* **Requirement**
The records should be written out in full, with nothing altered.

* **Stored rows**
-- -- --

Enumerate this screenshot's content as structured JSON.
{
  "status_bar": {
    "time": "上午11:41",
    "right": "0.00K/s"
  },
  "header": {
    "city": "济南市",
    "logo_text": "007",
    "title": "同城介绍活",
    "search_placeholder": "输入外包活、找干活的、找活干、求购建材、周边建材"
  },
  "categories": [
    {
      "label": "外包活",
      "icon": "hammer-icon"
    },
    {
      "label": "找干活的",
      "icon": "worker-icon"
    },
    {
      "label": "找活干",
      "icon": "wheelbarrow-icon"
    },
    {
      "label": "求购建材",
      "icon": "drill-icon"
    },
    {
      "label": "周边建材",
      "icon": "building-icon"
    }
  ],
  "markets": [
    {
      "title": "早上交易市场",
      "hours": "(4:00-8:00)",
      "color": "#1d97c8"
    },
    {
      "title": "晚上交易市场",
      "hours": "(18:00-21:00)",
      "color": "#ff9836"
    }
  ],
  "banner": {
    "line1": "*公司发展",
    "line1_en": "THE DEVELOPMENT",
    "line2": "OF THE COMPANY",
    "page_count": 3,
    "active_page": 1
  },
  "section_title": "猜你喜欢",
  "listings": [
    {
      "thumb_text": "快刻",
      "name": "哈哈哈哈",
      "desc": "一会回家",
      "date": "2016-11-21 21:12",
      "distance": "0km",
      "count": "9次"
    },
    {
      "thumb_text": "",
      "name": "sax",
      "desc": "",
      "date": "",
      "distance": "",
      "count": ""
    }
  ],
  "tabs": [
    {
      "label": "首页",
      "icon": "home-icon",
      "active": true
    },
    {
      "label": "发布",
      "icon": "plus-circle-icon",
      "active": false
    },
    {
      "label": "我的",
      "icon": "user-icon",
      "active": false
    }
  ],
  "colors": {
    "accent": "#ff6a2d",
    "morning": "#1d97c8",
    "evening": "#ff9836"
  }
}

-- -- --

* **Expected answer**
Enumerate this screenshot's content as structured JSON.
{
  "status_bar": {
    "time": "上午11:41",
    "right": "0.00K/s"
  },
  "header": {
    "city": "济南市",
    "logo_text": "007",
    "title": "同城介绍活",
    "search_placeholder": "输入外包活、找干活的、找活干、求购建材、周边建材"
  },
  "categories": [
    {
      "label": "外包活",
      "icon": "hammer-icon"
    },
    {
      "label": "找干活的",
      "icon": "worker-icon"
    },
    {
      "label": "找活干",
      "icon": "wheelbarrow-icon"
    },
    {
      "label": "求购建材",
      "icon": "drill-icon"
    },
    {
      "label": "周边建材",
      "icon": "building-icon"
    }
  ],
  "markets": [
    {
      "title": "早上交易市场",
      "hours": "(4:00-8:00)",
      "color": "#1d97c8"
    },
    {
      "title": "晚上交易市场",
      "hours": "(18:00-21:00)",
      "color": "#ff9836"
    }
  ],
  "banner": {
    "line1": "*公司发展",
    "line1_en": "THE DEVELOPMENT",
    "line2": "OF THE COMPANY",
    "page_count": 3,
    "active_page": 1
  },
  "section_title": "猜你喜欢",
  "listings": [
    {
      "thumb_text": "快刻",
      "name": "哈哈哈哈",
      "desc": "一会回家",
      "date": "2016-11-21 21:12",
      "distance": "0km",
      "count": "9次"
    },
    {
      "thumb_text": "",
      "name": "sax",
      "desc": "",
      "date": "",
      "distance": "",
      "count": ""
    }
  ],
  "tabs": [
    {
      "label": "首页",
      "icon": "home-icon",
      "active": true
    },
    {
      "label": "发布",
      "icon": "plus-circle-icon",
      "active": false
    },
    {
      "label": "我的",
      "icon": "user-icon",
      "active": false
    }
  ],
  "colors": {
    "accent": "#ff6a2d",
    "morning": "#1d97c8",
    "evening": "#ff9836"
  }
}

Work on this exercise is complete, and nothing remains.